■ Dataset extract
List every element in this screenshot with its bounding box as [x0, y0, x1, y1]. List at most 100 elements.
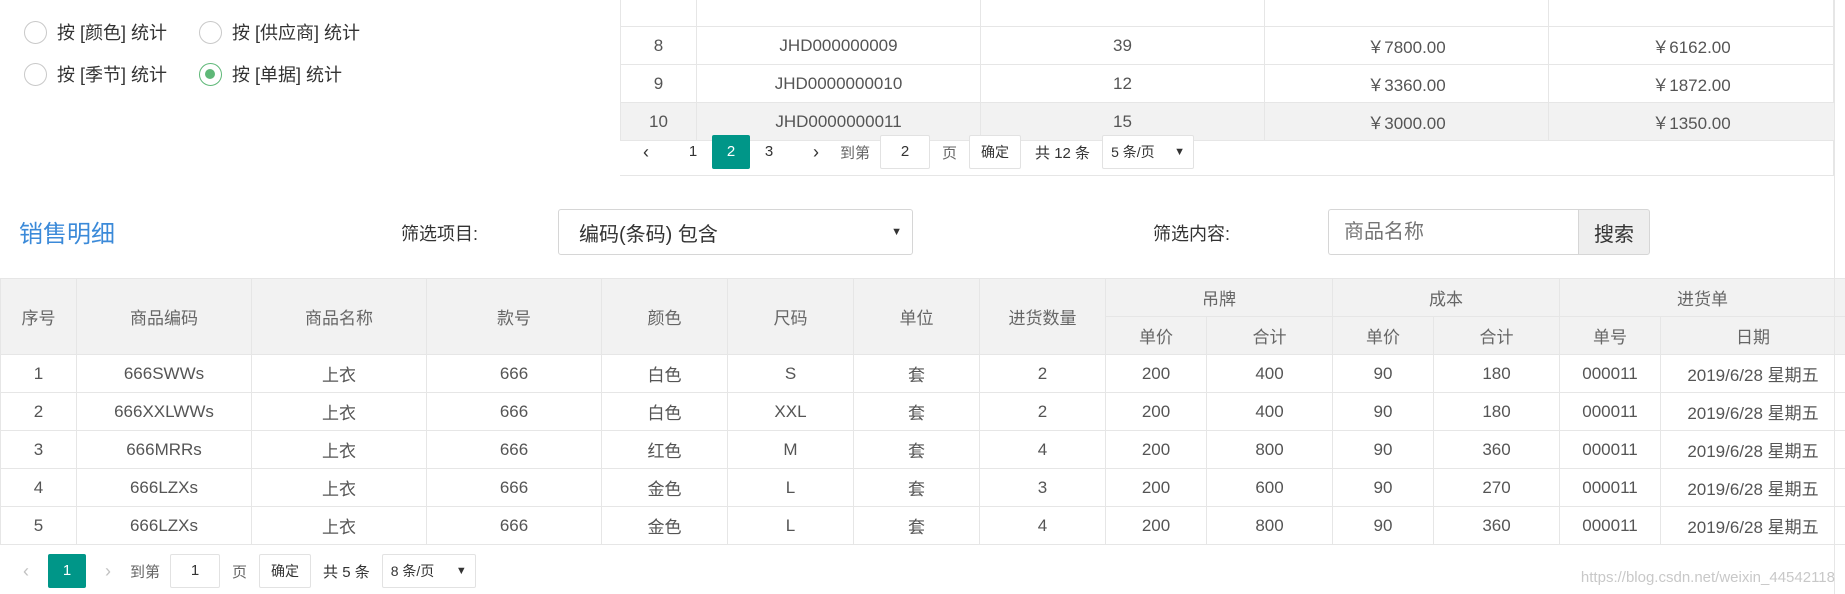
next-page-icon[interactable]: › [100, 561, 116, 582]
table-cell: XXL [727, 392, 854, 431]
right-border [1834, 0, 1835, 594]
table-row: 5 666LZXs 上衣 666 金色 L 套 4 200 800 90 360 000011 2019/… [0, 506, 1845, 545]
table-cell: 1 [0, 354, 77, 393]
page-3-button[interactable]: 3 [750, 135, 788, 169]
table-cell: 上衣 [251, 430, 427, 469]
table-cell: 200 [1105, 506, 1207, 545]
table-cell: 2019/6/28 星期五 [1660, 392, 1845, 431]
page-size-select[interactable]: 5 条/页 ▼ [1102, 135, 1195, 169]
col-header-order: 进货单 [1559, 278, 1845, 317]
col-header-tag-total: 合计 [1206, 316, 1333, 355]
table-cell: 200 [1105, 354, 1207, 393]
table-cell: 666 [426, 506, 602, 545]
table-cell: 4 [979, 430, 1106, 469]
table-cell: 3 [0, 430, 77, 469]
table-cell: 套 [853, 468, 980, 507]
search-input[interactable] [1328, 209, 1578, 255]
table-cell: 白色 [601, 392, 728, 431]
chevron-down-icon: ▼ [455, 565, 467, 577]
goto-prefix: 到第 [130, 563, 161, 581]
radio-circle [24, 62, 47, 86]
table-cell: 红色 [601, 430, 728, 469]
page-2-button[interactable]: 2 [712, 135, 750, 169]
table-cell: L [727, 506, 854, 545]
bottom-pagination: ‹ 1 › 到第 1 页 确定 共 5 条 8 条/页 ▼ [18, 554, 476, 588]
table-row: 1 666SWWs 上衣 666 白色 S 套 2 200 400 90 180 000011 2019/… [0, 354, 1845, 393]
table-cell: 666 [426, 468, 602, 507]
table-cell: 套 [853, 430, 980, 469]
col-header-order-no: 单号 [1559, 316, 1661, 355]
table-cell: 666 [426, 354, 602, 393]
table-cell: 2019/6/28 星期五 [1660, 468, 1845, 507]
table-cell: 000011 [1559, 392, 1661, 431]
table-row: 8 JHD000000009 39 ￥7800.00 ￥6162.00 [620, 26, 1835, 65]
table-cell: 600 [1206, 468, 1333, 507]
goto-prefix: 到第 [840, 144, 871, 162]
page-size-select[interactable]: 8 条/页 ▼ [381, 554, 476, 588]
table-cell: 000011 [1559, 430, 1661, 469]
table-cell: 2 [979, 354, 1106, 393]
table-cell: 360 [1433, 506, 1560, 545]
radio-circle [199, 20, 222, 44]
table-cell: 90 [1332, 468, 1434, 507]
prev-page-icon[interactable]: ‹ [638, 142, 654, 163]
radio-label: 按 [颜色] 统计 [57, 23, 168, 43]
col-header-code: 商品编码 [76, 278, 252, 355]
radio-by-season[interactable]: 按 [季节] 统计 [24, 59, 167, 89]
page-1-button[interactable]: 1 [48, 554, 86, 588]
table-cell: 800 [1206, 506, 1333, 545]
goto-confirm-button[interactable]: 确定 [259, 554, 312, 588]
table-cell: 180 [1433, 354, 1560, 393]
col-header-style: 款号 [426, 278, 602, 355]
col-header-tag: 吊牌 [1105, 278, 1333, 317]
table-cell: 800 [1206, 430, 1333, 469]
table-cell: 上衣 [251, 506, 427, 545]
prev-page-icon[interactable]: ‹ [18, 561, 34, 582]
search-button[interactable]: 搜索 [1578, 209, 1650, 255]
table-cell: 666XXLWWs [76, 392, 252, 431]
table-cell: L [727, 468, 854, 507]
goto-page-input[interactable]: 2 [880, 135, 931, 169]
col-header-date: 日期 [1660, 316, 1845, 355]
table-cell: 200 [1105, 430, 1207, 469]
table-row: 3 666MRRs 上衣 666 红色 M 套 4 200 800 90 360 000011 2019/… [0, 430, 1845, 469]
col-header-name: 商品名称 [251, 278, 427, 355]
table-cell: 3 [979, 468, 1106, 507]
table-cell: 4 [979, 506, 1106, 545]
table-cell: 000011 [1559, 506, 1661, 545]
table-cell: 270 [1433, 468, 1560, 507]
radio-by-document[interactable]: 按 [单据] 统计 [199, 59, 342, 89]
table-cell: 金色 [601, 468, 728, 507]
table-cell: 金色 [601, 506, 728, 545]
table-row: 9 JHD0000000010 12 ￥3360.00 ￥1872.00 [620, 64, 1835, 103]
radio-label: 按 [季节] 统计 [57, 65, 168, 85]
top-pagination: ‹ 1 2 3 › 到第 2 页 确定 共 12 条 5 条/页 ▼ [638, 135, 1195, 169]
table-cell: 666MRRs [76, 430, 252, 469]
page-1-button[interactable]: 1 [674, 135, 712, 169]
filter-content-label: 筛选内容: [1153, 224, 1231, 244]
col-header-cost-total: 合计 [1433, 316, 1560, 355]
table-cell: 白色 [601, 354, 728, 393]
goto-confirm-button[interactable]: 确定 [969, 135, 1022, 169]
table-cell: 000011 [1559, 468, 1661, 507]
table-cell: 666LZXs [76, 468, 252, 507]
table-cell: 套 [853, 392, 980, 431]
table-cell: 360 [1433, 430, 1560, 469]
table-cell: 400 [1206, 354, 1333, 393]
col-header-cost-unit-price: 单价 [1332, 316, 1434, 355]
table-cell: 90 [1332, 430, 1434, 469]
table-cell: 套 [853, 354, 980, 393]
radio-by-supplier[interactable]: 按 [供应商] 统计 [199, 17, 360, 47]
table-cell: 2 [0, 392, 77, 431]
table-cell: 2019/6/28 星期五 [1660, 430, 1845, 469]
table-cell: 200 [1105, 392, 1207, 431]
filter-item-select[interactable]: 编码(条码) 包含 ▼ [558, 209, 913, 255]
table-cell: 90 [1332, 392, 1434, 431]
table-cell: 180 [1433, 392, 1560, 431]
table-cell: S [727, 354, 854, 393]
total-count: 共 5 条 [323, 563, 370, 581]
col-header-seq: 序号 [0, 278, 77, 355]
goto-page-input[interactable]: 1 [170, 554, 221, 588]
next-page-icon[interactable]: › [808, 142, 824, 163]
radio-by-color[interactable]: 按 [颜色] 统计 [24, 17, 167, 47]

■ Task details
Present every line of the listing above as a numbered list. Leave out blank lines and the picture.

■ Task answer
1. List every element in this screenshot with its bounding box as [x0, y0, x1, y1]. List at most 100 elements.
2. next-page-icon[interactable]: › [100, 561, 116, 582]
3. table-cell: XXL [727, 392, 854, 431]
4. right-border [1834, 0, 1835, 594]
5. table-row: 5 666LZXs 上衣 666 金色 L 套 4 200 800 90 360 000011 2019/… [0, 506, 1845, 545]
6. table-cell: 1 [0, 354, 77, 393]
7. page-3-button[interactable]: 3 [750, 135, 788, 169]
8. table-cell: 上衣 [251, 430, 427, 469]
9. table-cell: 200 [1105, 506, 1207, 545]
10. table-cell: 2019/6/28 星期五 [1660, 392, 1845, 431]
11. page-size-select[interactable]: 5 条/页 ▼ [1102, 135, 1195, 169]
12. col-header-order: 进货单 [1559, 278, 1845, 317]
13. col-header-tag-total: 合计 [1206, 316, 1333, 355]
14. table-cell: 200 [1105, 354, 1207, 393]
15. table-cell: 666 [426, 506, 602, 545]
16. table-cell: 4 [979, 430, 1106, 469]
17. table-cell: 3 [0, 430, 77, 469]
18. table-cell: 套 [853, 468, 980, 507]
19. search-input[interactable] [1328, 209, 1578, 255]
20. table-cell: 白色 [601, 392, 728, 431]
21. chevron-down-icon: ▼ [455, 565, 467, 577]
22. goto-prefix: 到第 [130, 563, 161, 581]
23. radio-circle [24, 62, 47, 86]
24. table-cell: 红色 [601, 430, 728, 469]
25. page-2-button[interactable]: 2 [712, 135, 750, 169]
26. table-cell: L [727, 506, 854, 545]
27. bottom-pagination: ‹ 1 › 到第 1 页 确定 共 5 条 8 条/页 ▼ [18, 554, 476, 588]
28. table-row: 1 666SWWs 上衣 666 白色 S 套 2 200 400 90 180 000011 2019/… [0, 354, 1845, 393]
29. table-cell: 666 [426, 468, 602, 507]
30. table-cell: 套 [853, 430, 980, 469]
31. col-header-order-no: 单号 [1559, 316, 1661, 355]
32. table-cell: 666 [426, 354, 602, 393]
33. table-cell: 2019/6/28 星期五 [1660, 468, 1845, 507]
34. table-cell: 000011 [1559, 392, 1661, 431]
35. table-row: 8 JHD000000009 39 ￥7800.00 ￥6162.00 [620, 26, 1835, 65]
36. table-cell: 600 [1206, 468, 1333, 507]
37. goto-prefix: 到第 [840, 144, 871, 162]
38. page-size-select[interactable]: 8 条/页 ▼ [381, 554, 476, 588]
39. table-cell: 000011 [1559, 430, 1661, 469]
40. table-cell: 2 [979, 354, 1106, 393]
41. table-cell: 360 [1433, 506, 1560, 545]
42. radio-circle [199, 20, 222, 44]
43. table-cell: 90 [1332, 468, 1434, 507]
44. prev-page-icon[interactable]: ‹ [638, 142, 654, 163]
45. radio-label: 按 [颜色] 统计 [57, 23, 168, 43]
46. col-header-code: 商品编码 [76, 278, 252, 355]
47. radio-by-season[interactable]: 按 [季节] 统计 [24, 59, 167, 89]
48. page-1-button[interactable]: 1 [48, 554, 86, 588]
49. table-cell: 800 [1206, 506, 1333, 545]
50. goto-confirm-button[interactable]: 确定 [259, 554, 312, 588]
51. table-cell: 180 [1433, 354, 1560, 393]
52. col-header-style: 款号 [426, 278, 602, 355]
53. col-header-tag: 吊牌 [1105, 278, 1333, 317]
54. table-cell: 800 [1206, 430, 1333, 469]
55. table-cell: 上衣 [251, 506, 427, 545]
56. prev-page-icon[interactable]: ‹ [18, 561, 34, 582]
57. search-button[interactable]: 搜索 [1578, 209, 1650, 255]
58. table-cell: 666XXLWWs [76, 392, 252, 431]
59. table-cell: L [727, 468, 854, 507]
60. goto-page-input[interactable]: 2 [880, 135, 931, 169]
61. col-header-date: 日期 [1660, 316, 1845, 355]
62. table-cell: 200 [1105, 430, 1207, 469]
63. table-row: 3 666MRRs 上衣 666 红色 M 套 4 200 800 90 360 000011 2019/… [0, 430, 1845, 469]
64. col-header-name: 商品名称 [251, 278, 427, 355]
65. table-cell: 3 [979, 468, 1106, 507]
66. table-cell: 4 [979, 506, 1106, 545]
67. table-cell: 000011 [1559, 506, 1661, 545]
68. table-cell: 270 [1433, 468, 1560, 507]
69. radio-by-document[interactable]: 按 [单据] 统计 [199, 59, 342, 89]
70. table-cell: 金色 [601, 468, 728, 507]
71. table-cell: 金色 [601, 506, 728, 545]
72. table-row: 9 JHD0000000010 12 ￥3360.00 ￥1872.00 [620, 64, 1835, 103]
73. radio-label: 按 [季节] 统计 [57, 65, 168, 85]
74. top-pagination: ‹ 1 2 3 › 到第 2 页 确定 共 12 条 5 条/页 ▼ [638, 135, 1195, 169]
75. table-cell: 666MRRs [76, 430, 252, 469]
76. page-1-button[interactable]: 1 [674, 135, 712, 169]
77. filter-content-label: 筛选内容: [1153, 224, 1231, 244]
78. col-header-cost-total: 合计 [1433, 316, 1560, 355]
79. table-cell: 白色 [601, 354, 728, 393]
80. goto-confirm-button[interactable]: 确定 [969, 135, 1022, 169]
81. table-cell: 000011 [1559, 468, 1661, 507]
82. table-cell: 666LZXs [76, 468, 252, 507]
83. table-cell: 套 [853, 392, 980, 431]
84. table-cell: 360 [1433, 430, 1560, 469]
85. table-cell: 400 [1206, 354, 1333, 393]
86. col-header-cost-unit-price: 单价 [1332, 316, 1434, 355]
87. table-cell: 90 [1332, 430, 1434, 469]
88. table-cell: 套 [853, 354, 980, 393]
89. radio-by-supplier[interactable]: 按 [供应商] 统计 [199, 17, 360, 47]
90. table-cell: 2 [0, 392, 77, 431]
91. table-cell: 2019/6/28 星期五 [1660, 430, 1845, 469]
92. table-cell: 200 [1105, 392, 1207, 431]
93. filter-item-select[interactable]: 编码(条码) 包含 ▼ [558, 209, 913, 255]
94. table-cell: 90 [1332, 392, 1434, 431]
95. table-cell: 180 [1433, 392, 1560, 431]
96. table-cell: S [727, 354, 854, 393]
97. total-count: 共 5 条 [323, 563, 370, 581]
98. col-header-seq: 序号 [0, 278, 77, 355]
99. goto-page-input[interactable]: 1 [170, 554, 221, 588]
100. next-page-icon[interactable]: › [808, 142, 824, 163]
101. radio-by-color[interactable]: 按 [颜色] 统计 [24, 17, 167, 47]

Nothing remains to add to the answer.